### Data shown ###
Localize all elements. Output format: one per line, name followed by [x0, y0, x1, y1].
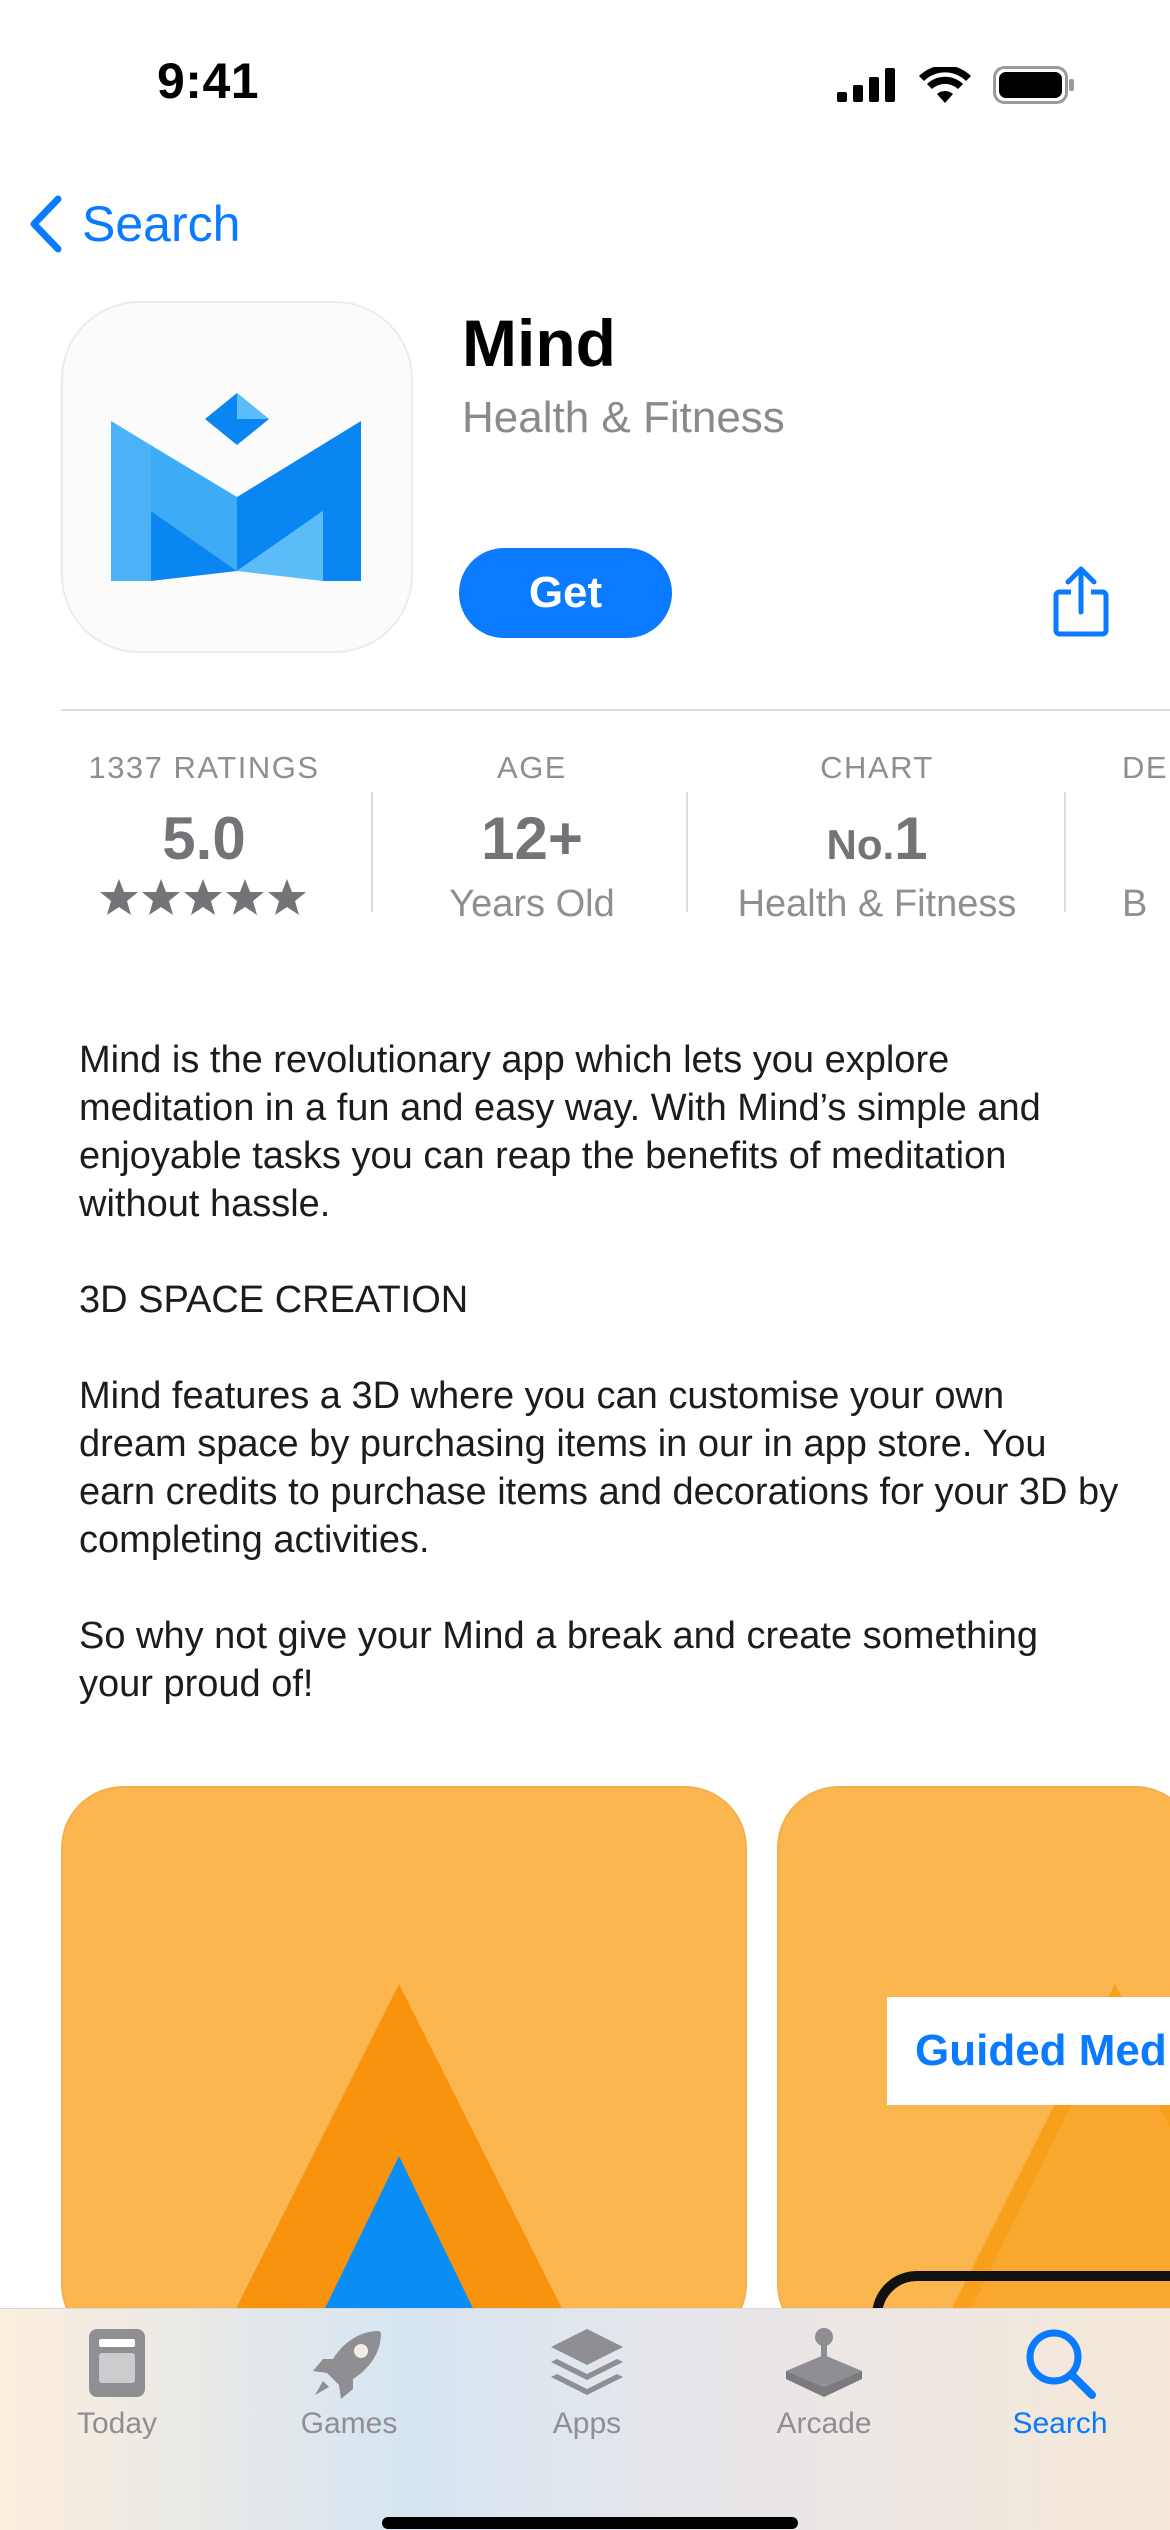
description-paragraph: Mind features a 3D where you can customi… — [79, 1375, 1119, 1561]
app-name: Mind — [462, 306, 616, 380]
description-paragraph: Mind is the revolutionary app which lets… — [79, 1039, 1041, 1225]
chevron-left-icon — [30, 195, 62, 253]
rocket-icon — [313, 2331, 381, 2399]
get-button[interactable]: Get — [459, 548, 672, 638]
mind-logo-icon — [111, 393, 361, 581]
chart-prefix: No. — [826, 821, 895, 868]
tab-label: Apps — [552, 2407, 622, 2440]
home-indicator — [382, 2517, 798, 2529]
star-rating — [44, 877, 364, 922]
app-icon — [61, 301, 413, 653]
status-time: 9:41 — [157, 53, 260, 109]
battery-icon — [993, 66, 1074, 104]
chart-number: 1 — [894, 805, 928, 872]
cellular-signal-icon — [837, 68, 895, 102]
age-label: AGE — [497, 750, 567, 785]
developer-info[interactable]: DE 0 B — [1122, 750, 1170, 926]
ratings-value: 5.0 — [162, 805, 246, 872]
tab-label: Search — [1012, 2407, 1108, 2440]
ratings-label: 1337 RATINGS — [88, 750, 320, 785]
tab-search[interactable]: Search — [970, 2325, 1150, 2441]
developer-sub: B — [1122, 883, 1148, 925]
chart-sub: Health & Fitness — [737, 883, 1017, 925]
developer-label: DE — [1122, 750, 1169, 785]
tab-games[interactable]: Games — [259, 2325, 439, 2441]
layers-icon — [551, 2329, 623, 2395]
tab-label: Arcade — [776, 2407, 872, 2440]
info-separator — [1064, 792, 1066, 912]
tab-arcade[interactable]: Arcade — [734, 2325, 914, 2441]
joystick-icon — [786, 2328, 862, 2397]
back-button[interactable]: Search — [26, 195, 240, 253]
description-heading: 3D SPACE CREATION — [79, 1279, 469, 1321]
chart-info[interactable]: CHART No.1 Health & Fitness — [717, 750, 1037, 926]
wifi-icon — [919, 67, 971, 103]
description-paragraph: So why not give your Mind a break and cr… — [79, 1615, 1038, 1705]
star-icon — [226, 879, 264, 915]
star-icon — [184, 879, 222, 915]
chart-value: No.1 — [717, 804, 1037, 873]
star-icon — [100, 879, 138, 915]
star-icon — [142, 879, 180, 915]
age-info[interactable]: AGE 12+ Years Old — [372, 750, 692, 926]
share-icon — [1053, 566, 1109, 637]
star-icon — [268, 879, 306, 915]
today-icon — [89, 2329, 145, 2397]
tab-today[interactable]: Today — [27, 2325, 207, 2441]
tab-label: Games — [300, 2407, 398, 2440]
app-category[interactable]: Health & Fitness — [462, 393, 785, 443]
chart-label: CHART — [820, 750, 934, 785]
triangle-graphic — [218, 1984, 580, 2344]
header-divider — [61, 709, 1170, 711]
status-icons — [837, 66, 1075, 104]
screenshot-1[interactable] — [61, 1786, 747, 2346]
ratings-info[interactable]: 1337 RATINGS 5.0 — [44, 750, 364, 922]
screenshot-caption: Guided Med — [887, 1997, 1170, 2105]
age-sub: Years Old — [449, 883, 615, 925]
age-value: 12+ — [481, 805, 583, 872]
tab-apps[interactable]: Apps — [497, 2325, 677, 2441]
info-separator — [686, 792, 688, 912]
app-description: Mind is the revolutionary app which lets… — [79, 1036, 1119, 1756]
search-icon — [1026, 2329, 1096, 2399]
tab-label: Today — [76, 2407, 158, 2440]
back-label: Search — [82, 196, 241, 252]
share-button[interactable] — [1052, 566, 1110, 643]
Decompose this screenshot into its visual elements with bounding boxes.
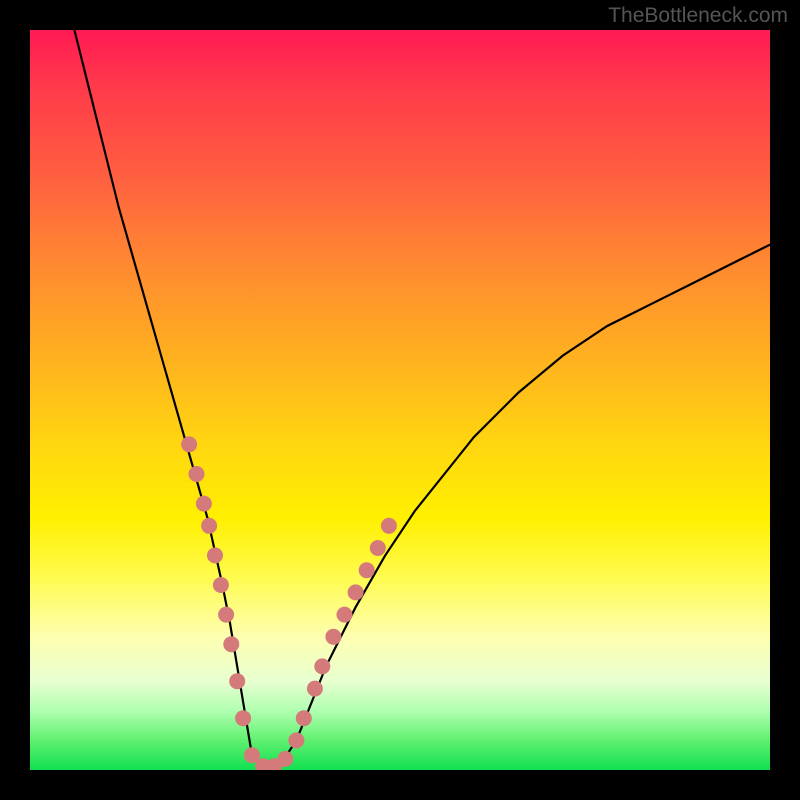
chart-gradient-background [30,30,770,770]
watermark-text: TheBottleneck.com [608,4,788,28]
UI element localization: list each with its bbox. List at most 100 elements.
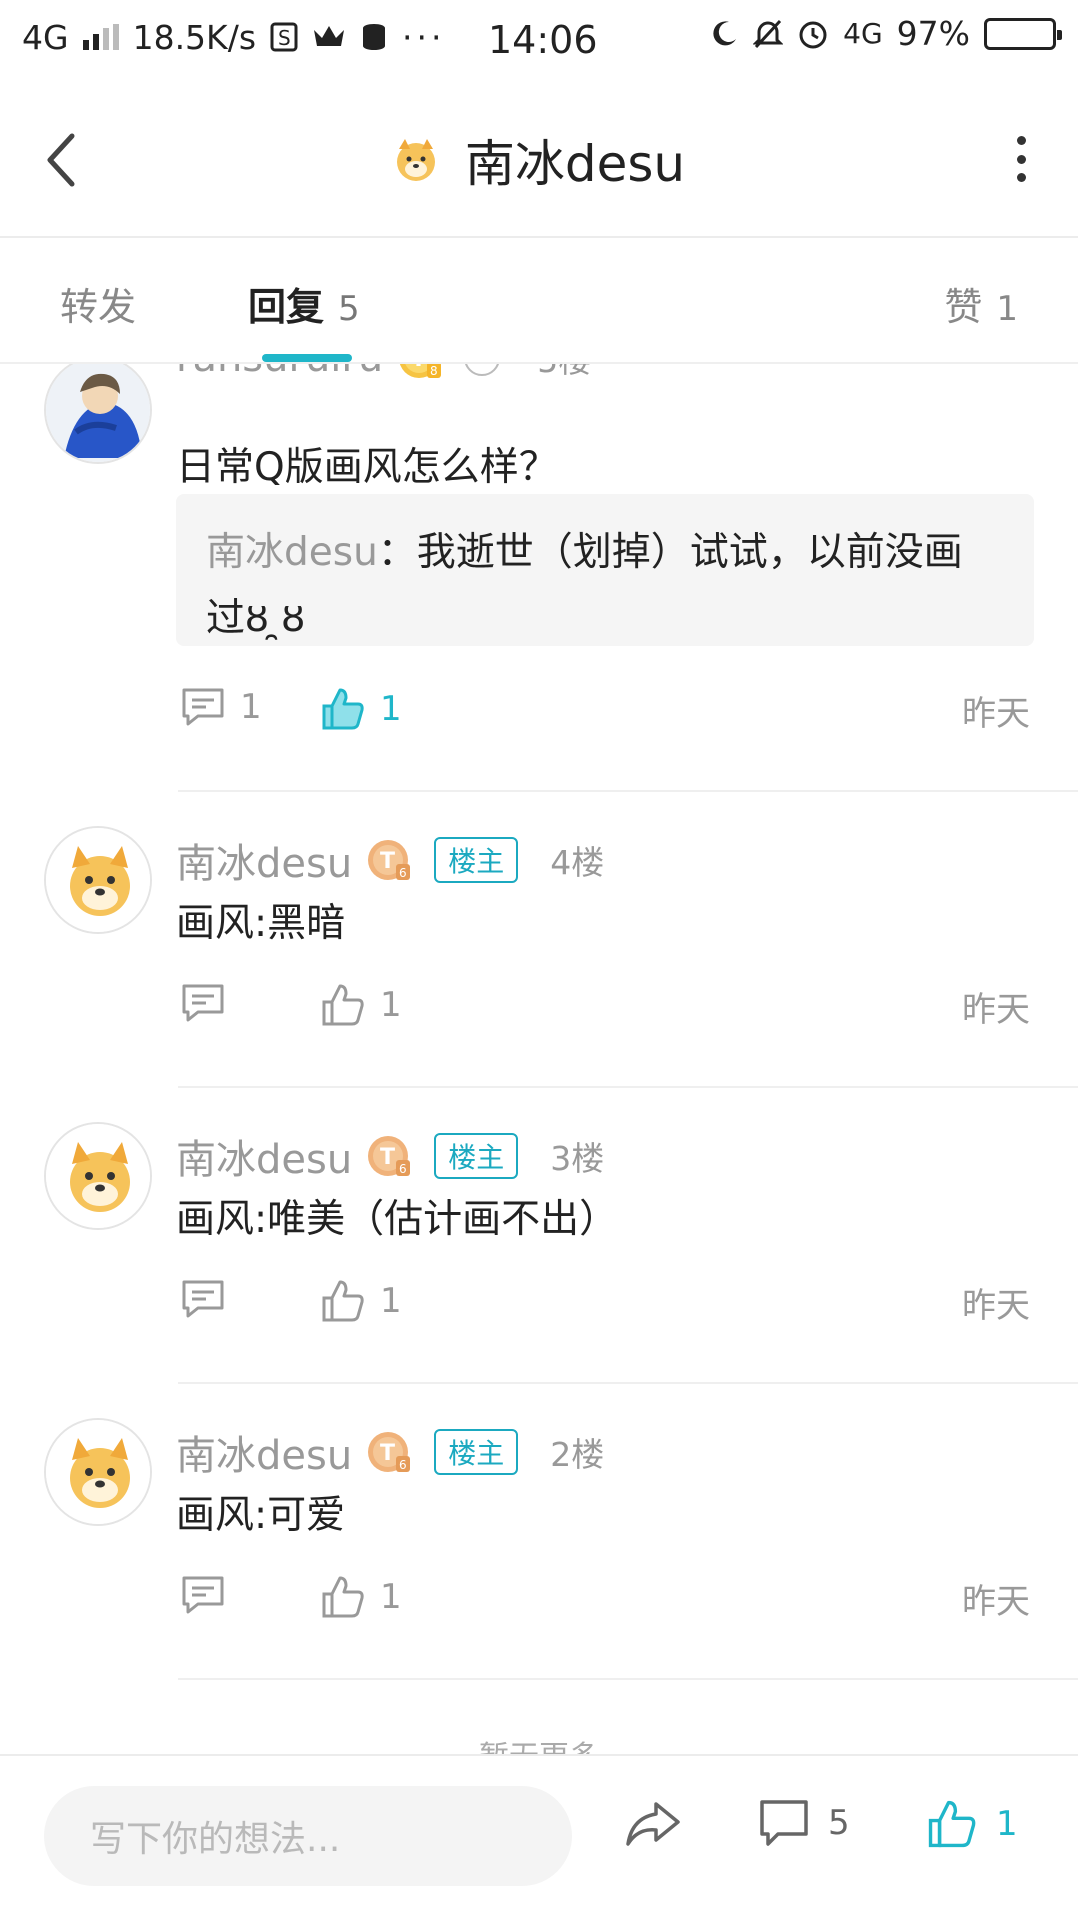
level-badge-icon: T6 [368,1136,411,1176]
bottom-bar: 写下你的想法... 5 1 [0,1754,1078,1910]
mute-bell-icon [753,19,784,48]
reply-actions: 1 昨天 [180,1278,1030,1328]
bottom-like-count: 1 [996,1804,1018,1844]
comment-button[interactable]: 1 [180,686,262,728]
battery-icon [984,17,1062,50]
panda-sticker-icon [465,364,500,376]
svg-text:T: T [380,1145,395,1170]
bottom-like-button[interactable]: 1 [926,1798,1018,1850]
reply-username[interactable]: ransuruiru [176,364,383,381]
crown-icon [314,26,345,46]
quote-username[interactable]: 南冰desu [206,530,378,575]
tab-forward[interactable]: 转发 [60,276,136,331]
comment-button[interactable] [180,1278,240,1320]
network-type: 4G [22,17,69,57]
like-button[interactable]: 1 [320,1574,402,1620]
quote-text-line2: 过ȣ ̯ȣ [206,596,306,641]
floor-number: 2楼 [550,1435,605,1474]
reply-header: 南冰desu T6 楼主 2楼 [176,1422,604,1482]
tab-bar: 转发 回复 5 赞1 [0,238,1078,362]
reply-actions: 1 昨天 [180,982,1030,1032]
reply-header: 南冰desu T6 楼主 3楼 [176,1126,604,1186]
tab-reply-label: 回复 [248,285,325,329]
like-count: 1 [380,689,402,729]
owner-badge: 楼主 [434,1429,519,1475]
level-number: 6 [399,1162,407,1176]
level-badge-icon: T8 [400,364,442,378]
level-number: 6 [399,1458,407,1472]
doge-avatar-image [46,1420,150,1524]
owner-badge: 楼主 [434,1133,519,1179]
floor-number: 3楼 [550,1139,605,1178]
more-notifications-icon: ··· [402,17,446,57]
divider [178,1086,1078,1088]
like-button[interactable]: 1 [320,982,402,1028]
like-count: 1 [380,1281,402,1321]
comment-button[interactable] [180,1574,240,1616]
reply-time: 昨天 [962,990,1030,1030]
comment-input[interactable]: 写下你的想法... [44,1786,572,1886]
level-number: 6 [399,866,407,880]
app-s-icon: S [270,22,298,52]
thumbs-up-icon [322,1576,364,1618]
floor-number: 4楼 [550,843,605,882]
comments-button[interactable]: 5 [758,1798,850,1848]
comment-button[interactable] [180,982,240,1024]
svg-text:S: S [278,26,291,50]
bottom-comment-count: 5 [828,1803,850,1843]
avatar[interactable] [44,1122,152,1230]
divider [178,790,1078,792]
divider [178,1382,1078,1384]
svg-text:T: T [380,849,395,874]
network-speed: 18.5K/s [132,17,257,57]
nav-bar: 南冰desu [0,84,1078,236]
share-button[interactable] [624,1798,682,1850]
nav-title: 南冰desu [0,124,1078,196]
avatar[interactable] [44,1418,152,1526]
more-vertical-icon[interactable] [1014,136,1028,182]
reply-text: 画风:黑暗 [176,901,346,946]
avatar[interactable] [44,364,152,464]
comment-icon [182,688,224,726]
level-badge-icon: T6 [368,840,411,880]
reply-list[interactable]: ransuruiru T8 5楼 日常Q版画风怎么样？ 南冰desu：我逝世（划… [0,364,1078,1754]
moon-icon [713,20,737,45]
reply-username[interactable]: 南冰desu [176,831,352,889]
level-badge-icon: T6 [368,1432,411,1472]
battery-percent: 97% [896,14,970,53]
signal-icon [82,24,119,50]
reply-username[interactable]: 南冰desu [176,1127,352,1185]
reply-time: 昨天 [962,1582,1030,1622]
comment-icon [760,1800,808,1846]
reply-header: 南冰desu T6 楼主 4楼 [176,830,604,890]
like-count: 1 [380,985,402,1025]
owner-badge: 楼主 [434,837,519,883]
svg-text:T: T [380,1441,395,1466]
reply-username[interactable]: 南冰desu [176,1423,352,1481]
comment-icon [182,1280,224,1318]
like-button[interactable]: 1 [320,686,402,732]
doge-avatar-image [46,1124,150,1228]
svg-text:T: T [411,364,426,372]
tab-like[interactable]: 赞1 [944,276,1018,331]
tab-reply[interactable]: 回复 5 [248,276,360,331]
network-type-right: 4G [843,17,883,50]
status-time: 14:06 [488,18,598,62]
quote-text-line1: ：我逝世（划掉）试试，以前没画 [377,530,963,575]
doge-emoji-icon [396,139,435,181]
reply-text: 画风:唯美（估计画不出） [176,1197,619,1242]
reply-text: 画风:可爱 [176,1493,346,1538]
level-number: 8 [430,364,438,378]
reply-text: 日常Q版画风怎么样？ [176,445,558,490]
doge-avatar-image [46,828,150,932]
like-button[interactable]: 1 [320,1278,402,1324]
user-avatar-image [46,364,150,462]
quoted-reply[interactable]: 南冰desu：我逝世（划掉）试试，以前没画 过ȣ ̯ȣ [176,494,1034,646]
comment-icon [182,1576,224,1614]
avatar[interactable] [44,826,152,934]
tab-forward-label: 转发 [60,285,137,329]
thumbs-up-icon [322,984,364,1026]
thumbs-up-icon [322,688,364,730]
reply-actions: 1 昨天 [180,1574,1030,1624]
comment-icon [182,984,224,1022]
###
• Work to be completed:
Convert everything from the line containing "chart-gradient-background [30,30,770,770]" down to the line containing "UI element localization: list", both included, into a JSON list of strings with one string per line and no blank lines.

• The result:
[
  "chart-gradient-background [30,30,770,770]",
  "watermark-text: TheBottleneck.com [608,4,788,28]",
  "UI element localization: list each with its bbox. List at most 100 elements."
]